### The exercise
Locate every line below that contains the word "content" and copy it.

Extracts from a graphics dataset
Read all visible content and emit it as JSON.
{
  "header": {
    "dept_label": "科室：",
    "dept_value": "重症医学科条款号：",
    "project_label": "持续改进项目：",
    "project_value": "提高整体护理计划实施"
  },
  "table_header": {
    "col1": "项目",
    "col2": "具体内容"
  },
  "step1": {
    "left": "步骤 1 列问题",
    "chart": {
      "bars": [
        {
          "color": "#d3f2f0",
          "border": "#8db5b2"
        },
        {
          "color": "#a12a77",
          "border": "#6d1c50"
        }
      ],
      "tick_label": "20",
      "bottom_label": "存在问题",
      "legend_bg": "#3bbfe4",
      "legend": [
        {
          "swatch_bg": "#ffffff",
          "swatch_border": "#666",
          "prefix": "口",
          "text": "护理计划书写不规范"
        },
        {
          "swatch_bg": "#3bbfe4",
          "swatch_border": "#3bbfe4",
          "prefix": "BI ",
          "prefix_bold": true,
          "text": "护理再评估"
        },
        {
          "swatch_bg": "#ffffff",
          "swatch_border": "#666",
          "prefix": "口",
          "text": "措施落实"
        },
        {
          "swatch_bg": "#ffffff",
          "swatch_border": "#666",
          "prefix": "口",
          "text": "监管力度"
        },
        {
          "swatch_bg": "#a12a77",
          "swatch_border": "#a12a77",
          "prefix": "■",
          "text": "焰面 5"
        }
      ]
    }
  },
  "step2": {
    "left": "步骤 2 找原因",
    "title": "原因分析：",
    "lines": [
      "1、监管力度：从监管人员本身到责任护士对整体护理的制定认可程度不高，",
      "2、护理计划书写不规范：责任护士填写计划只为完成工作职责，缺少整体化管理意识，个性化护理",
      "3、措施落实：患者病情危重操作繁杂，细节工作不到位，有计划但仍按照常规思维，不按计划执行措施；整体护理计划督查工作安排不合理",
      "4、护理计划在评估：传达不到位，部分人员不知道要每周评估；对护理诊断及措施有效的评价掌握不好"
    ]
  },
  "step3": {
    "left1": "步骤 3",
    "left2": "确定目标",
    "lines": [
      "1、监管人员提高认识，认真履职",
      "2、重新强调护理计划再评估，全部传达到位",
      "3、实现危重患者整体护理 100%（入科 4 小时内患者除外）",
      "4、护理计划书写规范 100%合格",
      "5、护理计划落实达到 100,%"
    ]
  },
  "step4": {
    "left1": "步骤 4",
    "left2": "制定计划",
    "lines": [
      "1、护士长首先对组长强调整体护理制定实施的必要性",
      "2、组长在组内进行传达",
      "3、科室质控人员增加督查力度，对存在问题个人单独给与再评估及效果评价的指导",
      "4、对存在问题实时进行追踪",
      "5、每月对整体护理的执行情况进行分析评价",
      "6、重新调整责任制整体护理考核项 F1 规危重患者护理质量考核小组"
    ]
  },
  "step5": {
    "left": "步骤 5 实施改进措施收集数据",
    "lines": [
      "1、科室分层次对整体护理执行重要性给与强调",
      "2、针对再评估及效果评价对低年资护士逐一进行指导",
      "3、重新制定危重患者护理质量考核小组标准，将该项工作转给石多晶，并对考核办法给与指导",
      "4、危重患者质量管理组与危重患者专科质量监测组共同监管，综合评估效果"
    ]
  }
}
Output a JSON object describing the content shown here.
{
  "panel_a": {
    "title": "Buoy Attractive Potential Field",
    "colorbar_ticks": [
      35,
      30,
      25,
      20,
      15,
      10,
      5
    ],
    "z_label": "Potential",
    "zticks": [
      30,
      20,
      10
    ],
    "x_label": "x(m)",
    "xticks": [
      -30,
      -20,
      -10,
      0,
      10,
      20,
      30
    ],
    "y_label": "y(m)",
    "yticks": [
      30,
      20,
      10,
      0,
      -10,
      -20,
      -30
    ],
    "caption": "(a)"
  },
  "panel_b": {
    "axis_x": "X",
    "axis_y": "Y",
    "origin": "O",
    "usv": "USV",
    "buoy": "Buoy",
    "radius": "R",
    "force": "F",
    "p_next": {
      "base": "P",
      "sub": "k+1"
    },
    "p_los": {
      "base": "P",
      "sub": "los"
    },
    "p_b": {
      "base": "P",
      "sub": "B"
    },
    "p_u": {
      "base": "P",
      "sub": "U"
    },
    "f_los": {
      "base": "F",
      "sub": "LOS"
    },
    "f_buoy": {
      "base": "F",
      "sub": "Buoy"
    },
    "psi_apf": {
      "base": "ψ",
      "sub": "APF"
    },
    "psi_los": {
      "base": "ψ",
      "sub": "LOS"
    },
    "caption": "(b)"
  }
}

### Finished answer
Read all visible content and emit it as JSON.
Output a JSON object describing the content shown here.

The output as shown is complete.